DO THIS
Check each line of the records below and collect those holding "JSON".

EXCERPTED DATA
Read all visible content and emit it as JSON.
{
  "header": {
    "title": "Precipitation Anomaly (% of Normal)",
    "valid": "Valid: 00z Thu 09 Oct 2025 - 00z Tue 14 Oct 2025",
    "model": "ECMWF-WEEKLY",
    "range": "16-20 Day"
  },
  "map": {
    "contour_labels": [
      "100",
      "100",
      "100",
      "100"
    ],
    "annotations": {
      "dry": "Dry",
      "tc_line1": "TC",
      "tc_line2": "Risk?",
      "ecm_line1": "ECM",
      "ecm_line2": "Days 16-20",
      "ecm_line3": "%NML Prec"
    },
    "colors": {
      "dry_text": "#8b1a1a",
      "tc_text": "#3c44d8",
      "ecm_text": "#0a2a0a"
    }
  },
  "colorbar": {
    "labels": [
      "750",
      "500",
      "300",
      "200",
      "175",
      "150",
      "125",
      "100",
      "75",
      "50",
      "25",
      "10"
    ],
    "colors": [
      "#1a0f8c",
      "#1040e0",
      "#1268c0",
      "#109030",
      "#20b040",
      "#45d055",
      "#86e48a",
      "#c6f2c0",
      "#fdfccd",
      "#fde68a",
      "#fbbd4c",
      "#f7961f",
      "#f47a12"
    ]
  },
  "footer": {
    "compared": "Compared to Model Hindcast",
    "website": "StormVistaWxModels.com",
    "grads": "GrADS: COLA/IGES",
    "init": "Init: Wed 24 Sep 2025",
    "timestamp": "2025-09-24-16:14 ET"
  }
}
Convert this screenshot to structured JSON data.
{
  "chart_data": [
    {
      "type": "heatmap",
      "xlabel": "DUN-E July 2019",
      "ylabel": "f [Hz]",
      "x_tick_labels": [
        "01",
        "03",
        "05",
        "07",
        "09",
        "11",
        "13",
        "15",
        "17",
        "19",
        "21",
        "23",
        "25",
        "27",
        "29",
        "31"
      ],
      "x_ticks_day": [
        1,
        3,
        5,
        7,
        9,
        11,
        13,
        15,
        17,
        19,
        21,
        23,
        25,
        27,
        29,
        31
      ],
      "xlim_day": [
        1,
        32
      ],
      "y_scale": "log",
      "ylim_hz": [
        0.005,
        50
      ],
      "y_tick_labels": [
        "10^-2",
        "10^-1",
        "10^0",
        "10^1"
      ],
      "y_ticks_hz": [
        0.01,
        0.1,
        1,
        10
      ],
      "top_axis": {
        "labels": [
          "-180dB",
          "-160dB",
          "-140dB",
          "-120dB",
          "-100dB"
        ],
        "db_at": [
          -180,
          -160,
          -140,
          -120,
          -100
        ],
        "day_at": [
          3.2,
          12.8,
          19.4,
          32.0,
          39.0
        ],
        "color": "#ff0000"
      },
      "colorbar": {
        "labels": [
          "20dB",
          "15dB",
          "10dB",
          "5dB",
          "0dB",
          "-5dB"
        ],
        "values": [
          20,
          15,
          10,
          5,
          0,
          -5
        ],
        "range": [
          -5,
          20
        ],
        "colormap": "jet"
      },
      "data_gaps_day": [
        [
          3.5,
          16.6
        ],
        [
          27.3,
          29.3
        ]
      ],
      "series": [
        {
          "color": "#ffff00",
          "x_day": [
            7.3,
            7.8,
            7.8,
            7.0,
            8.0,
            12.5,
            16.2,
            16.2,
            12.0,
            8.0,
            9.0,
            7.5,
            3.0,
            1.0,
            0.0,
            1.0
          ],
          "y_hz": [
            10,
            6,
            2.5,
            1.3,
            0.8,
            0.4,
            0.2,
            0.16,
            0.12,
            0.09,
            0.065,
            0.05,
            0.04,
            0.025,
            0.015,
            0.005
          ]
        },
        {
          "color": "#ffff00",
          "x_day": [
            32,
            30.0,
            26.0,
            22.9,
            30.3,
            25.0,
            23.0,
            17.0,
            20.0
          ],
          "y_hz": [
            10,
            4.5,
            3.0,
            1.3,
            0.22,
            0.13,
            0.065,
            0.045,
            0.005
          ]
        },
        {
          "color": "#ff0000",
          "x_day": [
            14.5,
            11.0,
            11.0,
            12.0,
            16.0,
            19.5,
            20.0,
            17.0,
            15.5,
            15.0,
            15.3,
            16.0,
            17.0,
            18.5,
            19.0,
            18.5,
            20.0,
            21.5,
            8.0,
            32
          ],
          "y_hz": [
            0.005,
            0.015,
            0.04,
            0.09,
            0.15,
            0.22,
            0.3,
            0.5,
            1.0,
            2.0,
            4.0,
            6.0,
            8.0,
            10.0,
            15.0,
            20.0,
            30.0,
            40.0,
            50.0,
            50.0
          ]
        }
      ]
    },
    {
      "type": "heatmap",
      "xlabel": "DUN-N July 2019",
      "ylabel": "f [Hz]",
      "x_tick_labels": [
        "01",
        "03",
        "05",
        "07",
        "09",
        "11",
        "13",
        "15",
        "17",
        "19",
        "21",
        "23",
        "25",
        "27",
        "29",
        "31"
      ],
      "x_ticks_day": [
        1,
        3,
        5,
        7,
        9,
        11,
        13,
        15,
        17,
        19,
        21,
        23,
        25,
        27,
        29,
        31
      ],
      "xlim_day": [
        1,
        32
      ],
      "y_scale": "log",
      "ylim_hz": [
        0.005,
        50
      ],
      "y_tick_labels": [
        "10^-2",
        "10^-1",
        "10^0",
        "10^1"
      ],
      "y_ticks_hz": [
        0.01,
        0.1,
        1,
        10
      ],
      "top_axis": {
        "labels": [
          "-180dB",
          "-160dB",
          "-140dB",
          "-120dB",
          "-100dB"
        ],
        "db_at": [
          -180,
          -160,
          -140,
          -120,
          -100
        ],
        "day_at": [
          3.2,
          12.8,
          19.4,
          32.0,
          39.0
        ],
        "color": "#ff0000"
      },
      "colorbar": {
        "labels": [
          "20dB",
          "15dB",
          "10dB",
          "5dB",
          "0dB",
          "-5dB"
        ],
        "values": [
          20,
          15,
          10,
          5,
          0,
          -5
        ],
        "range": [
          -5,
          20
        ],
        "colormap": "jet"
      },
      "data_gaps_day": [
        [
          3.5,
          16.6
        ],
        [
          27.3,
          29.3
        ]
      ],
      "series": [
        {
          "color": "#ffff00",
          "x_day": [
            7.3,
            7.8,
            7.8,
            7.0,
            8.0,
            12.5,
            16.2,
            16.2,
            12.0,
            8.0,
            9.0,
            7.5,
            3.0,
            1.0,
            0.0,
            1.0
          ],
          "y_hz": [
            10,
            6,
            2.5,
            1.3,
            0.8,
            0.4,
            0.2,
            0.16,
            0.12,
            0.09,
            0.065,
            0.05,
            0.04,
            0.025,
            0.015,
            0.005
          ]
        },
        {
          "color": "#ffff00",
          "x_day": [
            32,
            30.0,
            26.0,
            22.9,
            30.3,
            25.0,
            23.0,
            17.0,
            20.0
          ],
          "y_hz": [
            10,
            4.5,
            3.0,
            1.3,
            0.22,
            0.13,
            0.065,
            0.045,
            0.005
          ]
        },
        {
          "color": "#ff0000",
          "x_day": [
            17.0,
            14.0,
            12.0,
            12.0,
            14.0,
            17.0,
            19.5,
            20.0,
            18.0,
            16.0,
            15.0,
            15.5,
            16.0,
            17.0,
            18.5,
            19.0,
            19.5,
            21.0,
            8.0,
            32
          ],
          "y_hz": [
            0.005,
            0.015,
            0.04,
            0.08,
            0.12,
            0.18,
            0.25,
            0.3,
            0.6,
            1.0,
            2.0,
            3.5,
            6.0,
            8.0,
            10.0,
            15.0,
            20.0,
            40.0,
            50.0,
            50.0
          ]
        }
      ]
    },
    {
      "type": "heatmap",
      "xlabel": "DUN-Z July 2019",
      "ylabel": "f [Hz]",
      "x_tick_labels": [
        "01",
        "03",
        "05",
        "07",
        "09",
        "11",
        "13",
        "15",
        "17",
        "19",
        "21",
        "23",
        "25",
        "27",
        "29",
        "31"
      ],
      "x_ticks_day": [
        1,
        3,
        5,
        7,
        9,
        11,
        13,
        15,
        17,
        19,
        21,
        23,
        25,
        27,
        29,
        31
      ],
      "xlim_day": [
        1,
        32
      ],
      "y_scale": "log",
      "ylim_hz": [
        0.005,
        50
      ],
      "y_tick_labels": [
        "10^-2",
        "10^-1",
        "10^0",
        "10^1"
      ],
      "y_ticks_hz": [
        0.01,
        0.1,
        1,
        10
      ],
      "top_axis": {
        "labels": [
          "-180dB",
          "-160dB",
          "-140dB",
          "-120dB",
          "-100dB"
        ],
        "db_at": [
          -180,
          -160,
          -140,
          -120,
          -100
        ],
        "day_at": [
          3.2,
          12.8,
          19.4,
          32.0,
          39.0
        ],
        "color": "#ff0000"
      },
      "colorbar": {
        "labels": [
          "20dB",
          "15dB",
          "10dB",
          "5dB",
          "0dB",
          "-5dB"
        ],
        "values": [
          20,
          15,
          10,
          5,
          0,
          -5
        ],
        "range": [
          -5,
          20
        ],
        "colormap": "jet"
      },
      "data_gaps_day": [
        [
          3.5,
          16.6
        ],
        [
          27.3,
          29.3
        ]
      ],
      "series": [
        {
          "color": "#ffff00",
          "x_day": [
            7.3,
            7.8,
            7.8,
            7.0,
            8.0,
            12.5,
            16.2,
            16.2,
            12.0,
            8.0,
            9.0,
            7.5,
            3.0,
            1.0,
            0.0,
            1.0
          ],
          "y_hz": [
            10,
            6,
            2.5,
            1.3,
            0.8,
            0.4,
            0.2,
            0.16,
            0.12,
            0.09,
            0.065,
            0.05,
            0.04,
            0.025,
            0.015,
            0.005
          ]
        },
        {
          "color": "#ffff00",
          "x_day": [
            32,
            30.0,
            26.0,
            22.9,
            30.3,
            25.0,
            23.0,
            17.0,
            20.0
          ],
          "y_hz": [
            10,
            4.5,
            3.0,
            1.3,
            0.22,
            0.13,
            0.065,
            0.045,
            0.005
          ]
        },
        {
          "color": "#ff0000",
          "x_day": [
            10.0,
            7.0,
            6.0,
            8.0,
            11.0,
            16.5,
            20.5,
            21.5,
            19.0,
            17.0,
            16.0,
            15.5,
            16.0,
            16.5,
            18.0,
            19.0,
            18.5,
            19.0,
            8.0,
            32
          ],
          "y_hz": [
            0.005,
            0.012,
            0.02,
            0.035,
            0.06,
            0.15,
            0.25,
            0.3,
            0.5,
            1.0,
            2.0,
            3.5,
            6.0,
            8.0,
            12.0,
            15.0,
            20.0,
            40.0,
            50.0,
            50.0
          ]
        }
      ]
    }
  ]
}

OUTPUT BELOW
Read all visible content and emit it as JSON.
Convert this screenshot to structured JSON data.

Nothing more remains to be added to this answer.